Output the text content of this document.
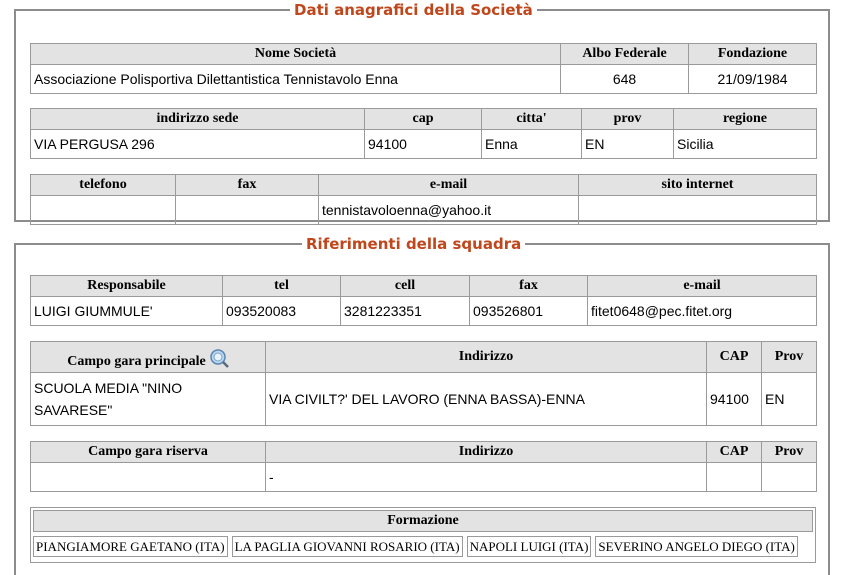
Dati anagrafici della Società
Nome Società	Albo Federale	Fondazione
Associazione Polisportiva Dilettantistica Tennistavolo Enna	648	21/09/1984
indirizzo sede	cap	citta'	prov	regione
VIA PERGUSA 296	94100	Enna	EN	Sicilia
telefono	fax	e-mail	sito internet
		tennistavoloenna@yahoo.it	
Riferimenti della squadra
Responsabile	tel	cell	fax	e-mail
LUIGI GIUMMULE'	093520083	3281223351	093526801	fitet0648@pec.fitet.org
Campo gara principale	Indirizzo	CAP	Prov
SCUOLA MEDIA "NINO SAVARESE"	VIA CIVILT?' DEL LAVORO (ENNA BASSA)-ENNA	94100	EN
Campo gara riserva	Indirizzo	CAP	Prov
	-		
Formazione
PIANGIAMORE GAETANO (ITA) LA PAGLIA GIOVANNI ROSARIO (ITA) NAPOLI LUIGI (ITA) SEVERINO ANGELO DIEGO (ITA)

****

Requirement -
Copy out all the data without changing anything, and drop the pictures.

Exercise response -
Output the text content of this document.
Dati anagrafici della Società
Nome Società	Albo Federale	Fondazione
Associazione Polisportiva Dilettantistica Tennistavolo Enna	648	21/09/1984
indirizzo sede	cap	citta'	prov	regione
VIA PERGUSA 296	94100	Enna	EN	Sicilia
telefono	fax	e-mail	sito internet
		tennistavoloenna@yahoo.it	
Riferimenti della squadra
Responsabile	tel	cell	fax	e-mail
LUIGI GIUMMULE'	093520083	3281223351	093526801	fitet0648@pec.fitet.org
Campo gara principale	Indirizzo	CAP	Prov
SCUOLA MEDIA "NINO SAVARESE"	VIA CIVILT?' DEL LAVORO (ENNA BASSA)-ENNA	94100	EN
Campo gara riserva	Indirizzo	CAP	Prov
	-		
Formazione
PIANGIAMORE GAETANO (ITA) LA PAGLIA GIOVANNI ROSARIO (ITA) NAPOLI LUIGI (ITA) SEVERINO ANGELO DIEGO (ITA)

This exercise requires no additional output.